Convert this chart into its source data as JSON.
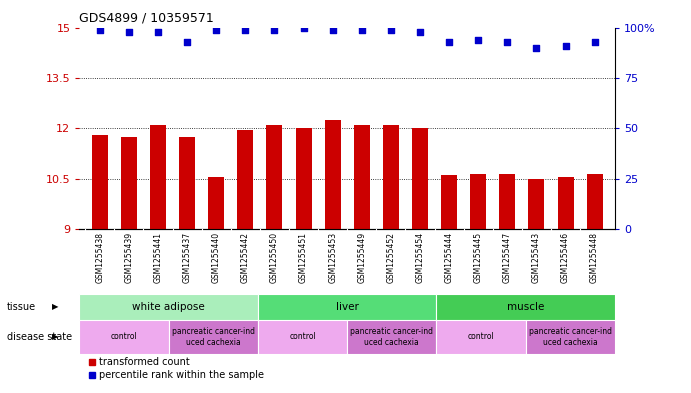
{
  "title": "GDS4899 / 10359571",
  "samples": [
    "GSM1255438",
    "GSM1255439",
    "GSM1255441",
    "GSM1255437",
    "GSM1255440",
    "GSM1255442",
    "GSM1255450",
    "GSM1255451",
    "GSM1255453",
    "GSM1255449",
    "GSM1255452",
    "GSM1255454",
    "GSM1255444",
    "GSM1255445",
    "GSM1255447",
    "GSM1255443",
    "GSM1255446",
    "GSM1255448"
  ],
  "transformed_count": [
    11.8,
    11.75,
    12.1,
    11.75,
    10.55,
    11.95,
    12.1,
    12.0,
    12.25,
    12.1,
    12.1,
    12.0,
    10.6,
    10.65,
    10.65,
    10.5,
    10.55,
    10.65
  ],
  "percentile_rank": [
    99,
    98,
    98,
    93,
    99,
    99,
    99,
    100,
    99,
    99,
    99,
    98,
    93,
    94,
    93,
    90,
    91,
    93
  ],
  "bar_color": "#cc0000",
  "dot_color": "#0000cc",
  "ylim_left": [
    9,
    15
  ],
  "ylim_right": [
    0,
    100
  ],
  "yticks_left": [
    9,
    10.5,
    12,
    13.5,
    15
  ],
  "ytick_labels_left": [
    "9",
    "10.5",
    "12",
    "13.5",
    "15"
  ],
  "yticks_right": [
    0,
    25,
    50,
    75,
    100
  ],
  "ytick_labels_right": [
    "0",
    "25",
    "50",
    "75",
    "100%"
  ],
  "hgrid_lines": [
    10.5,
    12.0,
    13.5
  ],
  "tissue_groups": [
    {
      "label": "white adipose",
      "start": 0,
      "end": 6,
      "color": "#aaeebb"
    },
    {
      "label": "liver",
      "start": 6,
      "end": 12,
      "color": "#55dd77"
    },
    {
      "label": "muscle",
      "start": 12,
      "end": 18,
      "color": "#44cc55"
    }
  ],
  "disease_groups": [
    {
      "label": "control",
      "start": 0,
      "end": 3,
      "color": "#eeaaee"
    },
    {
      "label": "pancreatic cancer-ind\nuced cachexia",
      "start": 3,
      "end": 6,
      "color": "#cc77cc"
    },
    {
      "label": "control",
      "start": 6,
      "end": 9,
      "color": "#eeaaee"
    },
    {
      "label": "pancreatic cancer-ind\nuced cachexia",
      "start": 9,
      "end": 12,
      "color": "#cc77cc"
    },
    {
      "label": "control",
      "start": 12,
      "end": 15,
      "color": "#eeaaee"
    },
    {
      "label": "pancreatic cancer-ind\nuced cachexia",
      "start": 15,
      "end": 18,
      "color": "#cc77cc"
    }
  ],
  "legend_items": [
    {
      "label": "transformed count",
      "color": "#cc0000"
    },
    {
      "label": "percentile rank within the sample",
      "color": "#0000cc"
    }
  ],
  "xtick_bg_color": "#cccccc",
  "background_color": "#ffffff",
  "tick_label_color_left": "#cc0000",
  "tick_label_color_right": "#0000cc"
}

--------------------------------

*What the task requires*
Using the records above, retype everything exactly except the pictures.

*Answer for the task*
Convert this chart into its source data as JSON.
{
  "title": "GDS4899 / 10359571",
  "samples": [
    "GSM1255438",
    "GSM1255439",
    "GSM1255441",
    "GSM1255437",
    "GSM1255440",
    "GSM1255442",
    "GSM1255450",
    "GSM1255451",
    "GSM1255453",
    "GSM1255449",
    "GSM1255452",
    "GSM1255454",
    "GSM1255444",
    "GSM1255445",
    "GSM1255447",
    "GSM1255443",
    "GSM1255446",
    "GSM1255448"
  ],
  "transformed_count": [
    11.8,
    11.75,
    12.1,
    11.75,
    10.55,
    11.95,
    12.1,
    12.0,
    12.25,
    12.1,
    12.1,
    12.0,
    10.6,
    10.65,
    10.65,
    10.5,
    10.55,
    10.65
  ],
  "percentile_rank": [
    99,
    98,
    98,
    93,
    99,
    99,
    99,
    100,
    99,
    99,
    99,
    98,
    93,
    94,
    93,
    90,
    91,
    93
  ],
  "bar_color": "#cc0000",
  "dot_color": "#0000cc",
  "ylim_left": [
    9,
    15
  ],
  "ylim_right": [
    0,
    100
  ],
  "yticks_left": [
    9,
    10.5,
    12,
    13.5,
    15
  ],
  "ytick_labels_left": [
    "9",
    "10.5",
    "12",
    "13.5",
    "15"
  ],
  "yticks_right": [
    0,
    25,
    50,
    75,
    100
  ],
  "ytick_labels_right": [
    "0",
    "25",
    "50",
    "75",
    "100%"
  ],
  "hgrid_lines": [
    10.5,
    12.0,
    13.5
  ],
  "tissue_groups": [
    {
      "label": "white adipose",
      "start": 0,
      "end": 6,
      "color": "#aaeebb"
    },
    {
      "label": "liver",
      "start": 6,
      "end": 12,
      "color": "#55dd77"
    },
    {
      "label": "muscle",
      "start": 12,
      "end": 18,
      "color": "#44cc55"
    }
  ],
  "disease_groups": [
    {
      "label": "control",
      "start": 0,
      "end": 3,
      "color": "#eeaaee"
    },
    {
      "label": "pancreatic cancer-ind\nuced cachexia",
      "start": 3,
      "end": 6,
      "color": "#cc77cc"
    },
    {
      "label": "control",
      "start": 6,
      "end": 9,
      "color": "#eeaaee"
    },
    {
      "label": "pancreatic cancer-ind\nuced cachexia",
      "start": 9,
      "end": 12,
      "color": "#cc77cc"
    },
    {
      "label": "control",
      "start": 12,
      "end": 15,
      "color": "#eeaaee"
    },
    {
      "label": "pancreatic cancer-ind\nuced cachexia",
      "start": 15,
      "end": 18,
      "color": "#cc77cc"
    }
  ],
  "legend_items": [
    {
      "label": "transformed count",
      "color": "#cc0000"
    },
    {
      "label": "percentile rank within the sample",
      "color": "#0000cc"
    }
  ],
  "xtick_bg_color": "#cccccc",
  "background_color": "#ffffff",
  "tick_label_color_left": "#cc0000",
  "tick_label_color_right": "#0000cc"
}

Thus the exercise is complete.